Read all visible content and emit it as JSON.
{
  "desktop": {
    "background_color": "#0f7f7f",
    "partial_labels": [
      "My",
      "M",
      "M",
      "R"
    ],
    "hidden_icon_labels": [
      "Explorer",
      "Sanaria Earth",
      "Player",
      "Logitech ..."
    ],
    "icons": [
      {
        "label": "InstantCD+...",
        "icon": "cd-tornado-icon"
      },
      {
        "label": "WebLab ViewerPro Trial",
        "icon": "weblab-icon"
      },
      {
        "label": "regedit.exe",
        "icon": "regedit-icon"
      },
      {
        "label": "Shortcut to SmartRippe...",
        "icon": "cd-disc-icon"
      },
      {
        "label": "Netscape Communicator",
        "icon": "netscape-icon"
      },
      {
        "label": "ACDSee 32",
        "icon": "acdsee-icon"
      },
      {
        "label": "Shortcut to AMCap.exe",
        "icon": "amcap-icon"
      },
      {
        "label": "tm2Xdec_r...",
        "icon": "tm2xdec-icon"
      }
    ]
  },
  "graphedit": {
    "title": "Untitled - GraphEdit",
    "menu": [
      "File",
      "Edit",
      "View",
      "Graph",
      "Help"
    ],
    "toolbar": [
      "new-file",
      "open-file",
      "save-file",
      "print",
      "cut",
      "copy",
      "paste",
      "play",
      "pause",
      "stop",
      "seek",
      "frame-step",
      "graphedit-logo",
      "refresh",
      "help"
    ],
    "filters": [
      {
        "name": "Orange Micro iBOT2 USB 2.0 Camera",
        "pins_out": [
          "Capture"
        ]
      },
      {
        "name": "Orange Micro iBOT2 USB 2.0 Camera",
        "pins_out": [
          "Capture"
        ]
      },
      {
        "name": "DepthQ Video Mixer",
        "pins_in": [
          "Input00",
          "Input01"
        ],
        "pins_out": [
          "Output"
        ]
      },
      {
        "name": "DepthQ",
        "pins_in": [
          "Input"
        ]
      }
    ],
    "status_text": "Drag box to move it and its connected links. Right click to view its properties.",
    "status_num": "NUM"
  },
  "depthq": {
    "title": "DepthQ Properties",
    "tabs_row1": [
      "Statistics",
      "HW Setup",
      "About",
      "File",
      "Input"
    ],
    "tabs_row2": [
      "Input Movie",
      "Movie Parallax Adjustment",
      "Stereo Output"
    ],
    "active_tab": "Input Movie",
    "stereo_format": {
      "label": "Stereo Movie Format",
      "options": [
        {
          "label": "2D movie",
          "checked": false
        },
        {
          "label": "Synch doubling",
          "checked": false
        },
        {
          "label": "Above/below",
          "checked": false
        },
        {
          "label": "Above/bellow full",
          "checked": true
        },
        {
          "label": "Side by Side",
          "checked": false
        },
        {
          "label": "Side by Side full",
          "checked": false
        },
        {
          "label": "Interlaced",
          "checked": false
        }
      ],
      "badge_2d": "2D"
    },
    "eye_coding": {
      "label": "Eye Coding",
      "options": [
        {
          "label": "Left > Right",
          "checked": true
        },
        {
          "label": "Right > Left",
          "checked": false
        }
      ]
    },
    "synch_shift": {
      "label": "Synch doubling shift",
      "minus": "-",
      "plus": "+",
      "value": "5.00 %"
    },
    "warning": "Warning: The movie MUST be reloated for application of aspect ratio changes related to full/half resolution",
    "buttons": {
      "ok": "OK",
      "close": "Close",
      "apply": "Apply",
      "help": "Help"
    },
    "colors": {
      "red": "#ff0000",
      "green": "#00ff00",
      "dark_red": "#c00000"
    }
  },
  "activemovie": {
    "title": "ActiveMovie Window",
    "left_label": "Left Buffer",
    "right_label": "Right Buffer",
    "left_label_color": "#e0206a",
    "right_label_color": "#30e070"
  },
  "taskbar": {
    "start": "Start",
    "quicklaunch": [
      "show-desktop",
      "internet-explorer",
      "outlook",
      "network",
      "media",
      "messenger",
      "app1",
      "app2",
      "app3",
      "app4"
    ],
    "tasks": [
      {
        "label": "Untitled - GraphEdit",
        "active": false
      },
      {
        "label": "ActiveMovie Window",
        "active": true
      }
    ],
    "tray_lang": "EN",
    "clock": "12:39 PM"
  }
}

- **EXERCISE BRIEF**: Each entry is to be returned in full, character for character.

- **ANSWER FOR THE TASK**:
Read all visible content and emit it as JSON.
{
  "desktop": {
    "background_color": "#0f7f7f",
    "partial_labels": [
      "My",
      "M",
      "M",
      "R"
    ],
    "hidden_icon_labels": [
      "Explorer",
      "Sanaria Earth",
      "Player",
      "Logitech ..."
    ],
    "icons": [
      {
        "label": "InstantCD+...",
        "icon": "cd-tornado-icon"
      },
      {
        "label": "WebLab ViewerPro Trial",
        "icon": "weblab-icon"
      },
      {
        "label": "regedit.exe",
        "icon": "regedit-icon"
      },
      {
        "label": "Shortcut to SmartRippe...",
        "icon": "cd-disc-icon"
      },
      {
        "label": "Netscape Communicator",
        "icon": "netscape-icon"
      },
      {
        "label": "ACDSee 32",
        "icon": "acdsee-icon"
      },
      {
        "label": "Shortcut to AMCap.exe",
        "icon": "amcap-icon"
      },
      {
        "label": "tm2Xdec_r...",
        "icon": "tm2xdec-icon"
      }
    ]
  },
  "graphedit": {
    "title": "Untitled - GraphEdit",
    "menu": [
      "File",
      "Edit",
      "View",
      "Graph",
      "Help"
    ],
    "toolbar": [
      "new-file",
      "open-file",
      "save-file",
      "print",
      "cut",
      "copy",
      "paste",
      "play",
      "pause",
      "stop",
      "seek",
      "frame-step",
      "graphedit-logo",
      "refresh",
      "help"
    ],
    "filters": [
      {
        "name": "Orange Micro iBOT2 USB 2.0 Camera",
        "pins_out": [
          "Capture"
        ]
      },
      {
        "name": "Orange Micro iBOT2 USB 2.0 Camera",
        "pins_out": [
          "Capture"
        ]
      },
      {
        "name": "DepthQ Video Mixer",
        "pins_in": [
          "Input00",
          "Input01"
        ],
        "pins_out": [
          "Output"
        ]
      },
      {
        "name": "DepthQ",
        "pins_in": [
          "Input"
        ]
      }
    ],
    "status_text": "Drag box to move it and its connected links. Right click to view its properties.",
    "status_num": "NUM"
  },
  "depthq": {
    "title": "DepthQ Properties",
    "tabs_row1": [
      "Statistics",
      "HW Setup",
      "About",
      "File",
      "Input"
    ],
    "tabs_row2": [
      "Input Movie",
      "Movie Parallax Adjustment",
      "Stereo Output"
    ],
    "active_tab": "Input Movie",
    "stereo_format": {
      "label": "Stereo Movie Format",
      "options": [
        {
          "label": "2D movie",
          "checked": false
        },
        {
          "label": "Synch doubling",
          "checked": false
        },
        {
          "label": "Above/below",
          "checked": false
        },
        {
          "label": "Above/bellow full",
          "checked": true
        },
        {
          "label": "Side by Side",
          "checked": false
        },
        {
          "label": "Side by Side full",
          "checked": false
        },
        {
          "label": "Interlaced",
          "checked": false
        }
      ],
      "badge_2d": "2D"
    },
    "eye_coding": {
      "label": "Eye Coding",
      "options": [
        {
          "label": "Left > Right",
          "checked": true
        },
        {
          "label": "Right > Left",
          "checked": false
        }
      ]
    },
    "synch_shift": {
      "label": "Synch doubling shift",
      "minus": "-",
      "plus": "+",
      "value": "5.00 %"
    },
    "warning": "Warning: The movie MUST be reloated for application of aspect ratio changes related to full/half resolution",
    "buttons": {
      "ok": "OK",
      "close": "Close",
      "apply": "Apply",
      "help": "Help"
    },
    "colors": {
      "red": "#ff0000",
      "green": "#00ff00",
      "dark_red": "#c00000"
    }
  },
  "activemovie": {
    "title": "ActiveMovie Window",
    "left_label": "Left Buffer",
    "right_label": "Right Buffer",
    "left_label_color": "#e0206a",
    "right_label_color": "#30e070"
  },
  "taskbar": {
    "start": "Start",
    "quicklaunch": [
      "show-desktop",
      "internet-explorer",
      "outlook",
      "network",
      "media",
      "messenger",
      "app1",
      "app2",
      "app3",
      "app4"
    ],
    "tasks": [
      {
        "label": "Untitled - GraphEdit",
        "active": false
      },
      {
        "label": "ActiveMovie Window",
        "active": true
      }
    ],
    "tray_lang": "EN",
    "clock": "12:39 PM"
  }
}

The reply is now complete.